↓
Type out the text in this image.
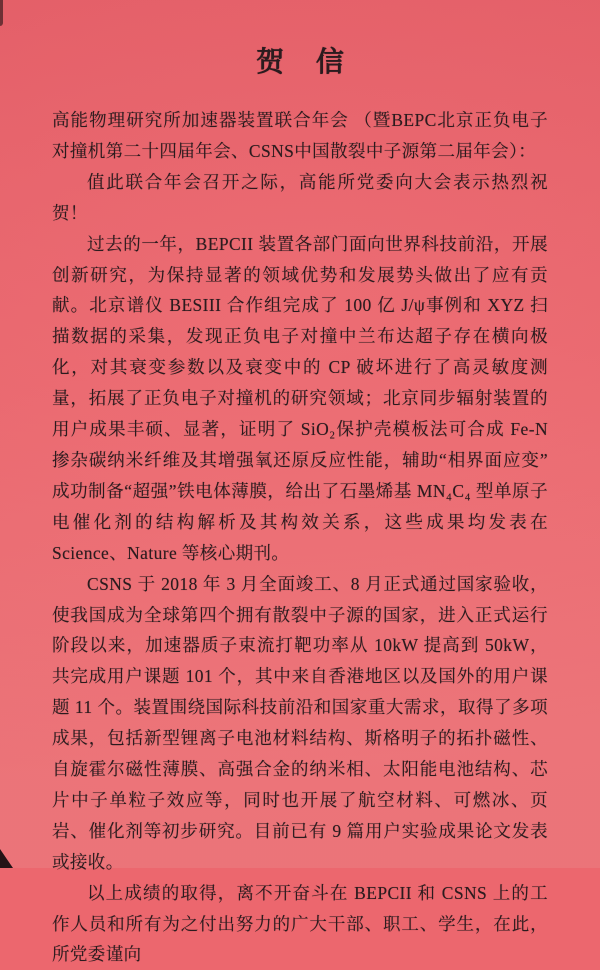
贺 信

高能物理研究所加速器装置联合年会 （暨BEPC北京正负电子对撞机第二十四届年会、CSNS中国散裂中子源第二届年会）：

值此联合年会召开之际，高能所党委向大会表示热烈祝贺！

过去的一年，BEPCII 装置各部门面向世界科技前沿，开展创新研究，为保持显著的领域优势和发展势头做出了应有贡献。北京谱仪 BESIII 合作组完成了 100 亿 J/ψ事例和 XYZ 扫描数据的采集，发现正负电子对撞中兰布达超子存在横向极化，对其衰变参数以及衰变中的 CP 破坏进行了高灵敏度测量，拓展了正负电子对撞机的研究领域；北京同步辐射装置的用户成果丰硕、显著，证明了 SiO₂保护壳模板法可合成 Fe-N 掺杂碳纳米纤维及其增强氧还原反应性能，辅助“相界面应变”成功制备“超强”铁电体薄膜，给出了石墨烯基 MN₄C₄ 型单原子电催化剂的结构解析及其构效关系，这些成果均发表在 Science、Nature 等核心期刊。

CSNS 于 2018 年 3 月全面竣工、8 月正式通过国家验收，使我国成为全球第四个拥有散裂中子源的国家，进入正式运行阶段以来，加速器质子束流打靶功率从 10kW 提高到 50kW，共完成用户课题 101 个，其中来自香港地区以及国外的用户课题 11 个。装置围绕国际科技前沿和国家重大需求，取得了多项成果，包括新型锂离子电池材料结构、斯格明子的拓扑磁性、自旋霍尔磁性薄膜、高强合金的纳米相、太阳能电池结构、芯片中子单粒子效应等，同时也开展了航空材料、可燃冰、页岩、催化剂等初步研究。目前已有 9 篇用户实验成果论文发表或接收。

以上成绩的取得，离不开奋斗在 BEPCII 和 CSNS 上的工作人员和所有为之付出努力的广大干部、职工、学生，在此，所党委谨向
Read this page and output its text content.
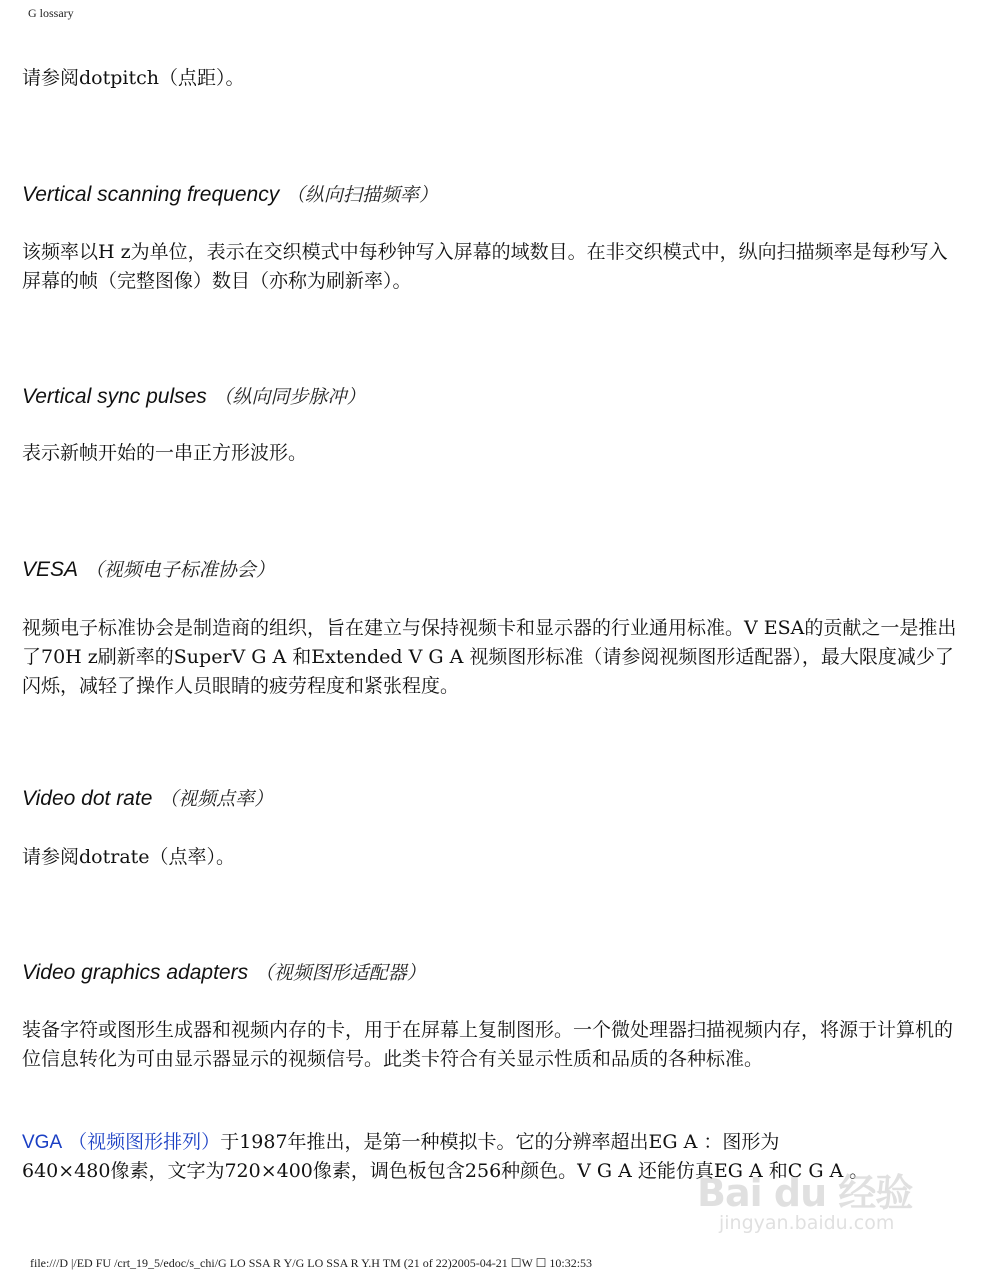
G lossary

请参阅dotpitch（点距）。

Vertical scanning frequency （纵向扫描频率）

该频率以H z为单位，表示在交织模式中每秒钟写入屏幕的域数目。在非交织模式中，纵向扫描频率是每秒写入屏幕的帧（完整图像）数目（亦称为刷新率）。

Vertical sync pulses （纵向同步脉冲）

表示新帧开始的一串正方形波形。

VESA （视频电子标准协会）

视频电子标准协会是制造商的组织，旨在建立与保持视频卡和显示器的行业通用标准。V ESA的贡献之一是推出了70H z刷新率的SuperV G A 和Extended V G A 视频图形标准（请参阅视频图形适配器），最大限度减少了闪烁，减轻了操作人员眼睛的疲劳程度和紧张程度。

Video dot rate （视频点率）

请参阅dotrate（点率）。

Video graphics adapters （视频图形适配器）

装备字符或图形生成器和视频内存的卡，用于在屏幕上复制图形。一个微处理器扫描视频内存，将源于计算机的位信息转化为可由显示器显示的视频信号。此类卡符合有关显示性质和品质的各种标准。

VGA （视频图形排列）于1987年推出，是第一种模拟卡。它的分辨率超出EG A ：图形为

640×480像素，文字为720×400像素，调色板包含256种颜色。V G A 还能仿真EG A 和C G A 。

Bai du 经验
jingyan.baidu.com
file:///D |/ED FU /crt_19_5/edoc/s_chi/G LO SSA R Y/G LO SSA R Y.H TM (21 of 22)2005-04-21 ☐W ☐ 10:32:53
↑
GIVEN TASK: Copy each line of the records precisely and drop any images they hold.

RESULT OF THE EXERCISE:
Type out the text in this image.
贺 信

高能物理研究所加速器装置联合年会 （暨BEPC北京正负电子对撞机第二十四届年会、CSNS中国散裂中子源第二届年会）：

值此联合年会召开之际，高能所党委向大会表示热烈祝贺！

过去的一年，BEPCII 装置各部门面向世界科技前沿，开展创新研究，为保持显著的领域优势和发展势头做出了应有贡献。北京谱仪 BESIII 合作组完成了 100 亿 J/ψ事例和 XYZ 扫描数据的采集，发现正负电子对撞中兰布达超子存在横向极化，对其衰变参数以及衰变中的 CP 破坏进行了高灵敏度测量，拓展了正负电子对撞机的研究领域；北京同步辐射装置的用户成果丰硕、显著，证明了 SiO₂保护壳模板法可合成 Fe-N 掺杂碳纳米纤维及其增强氧还原反应性能，辅助“相界面应变”成功制备“超强”铁电体薄膜，给出了石墨烯基 MN₄C₄ 型单原子电催化剂的结构解析及其构效关系，这些成果均发表在 Science、Nature 等核心期刊。

CSNS 于 2018 年 3 月全面竣工、8 月正式通过国家验收，使我国成为全球第四个拥有散裂中子源的国家，进入正式运行阶段以来，加速器质子束流打靶功率从 10kW 提高到 50kW，共完成用户课题 101 个，其中来自香港地区以及国外的用户课题 11 个。装置围绕国际科技前沿和国家重大需求，取得了多项成果，包括新型锂离子电池材料结构、斯格明子的拓扑磁性、自旋霍尔磁性薄膜、高强合金的纳米相、太阳能电池结构、芯片中子单粒子效应等，同时也开展了航空材料、可燃冰、页岩、催化剂等初步研究。目前已有 9 篇用户实验成果论文发表或接收。

以上成绩的取得，离不开奋斗在 BEPCII 和 CSNS 上的工作人员和所有为之付出努力的广大干部、职工、学生，在此，所党委谨向
Read this page and output its text content.
G lossary

请参阅dotpitch（点距）。

Vertical scanning frequency （纵向扫描频率）

该频率以H z为单位，表示在交织模式中每秒钟写入屏幕的域数目。在非交织模式中，纵向扫描频率是每秒写入屏幕的帧（完整图像）数目（亦称为刷新率）。

Vertical sync pulses （纵向同步脉冲）

表示新帧开始的一串正方形波形。

VESA （视频电子标准协会）

视频电子标准协会是制造商的组织，旨在建立与保持视频卡和显示器的行业通用标准。V ESA的贡献之一是推出了70H z刷新率的SuperV G A 和Extended V G A 视频图形标准（请参阅视频图形适配器），最大限度减少了闪烁，减轻了操作人员眼睛的疲劳程度和紧张程度。

Video dot rate （视频点率）

请参阅dotrate（点率）。

Video graphics adapters （视频图形适配器）

装备字符或图形生成器和视频内存的卡，用于在屏幕上复制图形。一个微处理器扫描视频内存，将源于计算机的位信息转化为可由显示器显示的视频信号。此类卡符合有关显示性质和品质的各种标准。

VGA （视频图形排列）于1987年推出，是第一种模拟卡。它的分辨率超出EG A ：图形为

640×480像素，文字为720×400像素，调色板包含256种颜色。V G A 还能仿真EG A 和C G A 。

Bai du 经验
jingyan.baidu.com
file:///D |/ED FU /crt_19_5/edoc/s_chi/G LO SSA R Y/G LO SSA R Y.H TM (21 of 22)2005-04-21 ☐W ☐ 10:32:53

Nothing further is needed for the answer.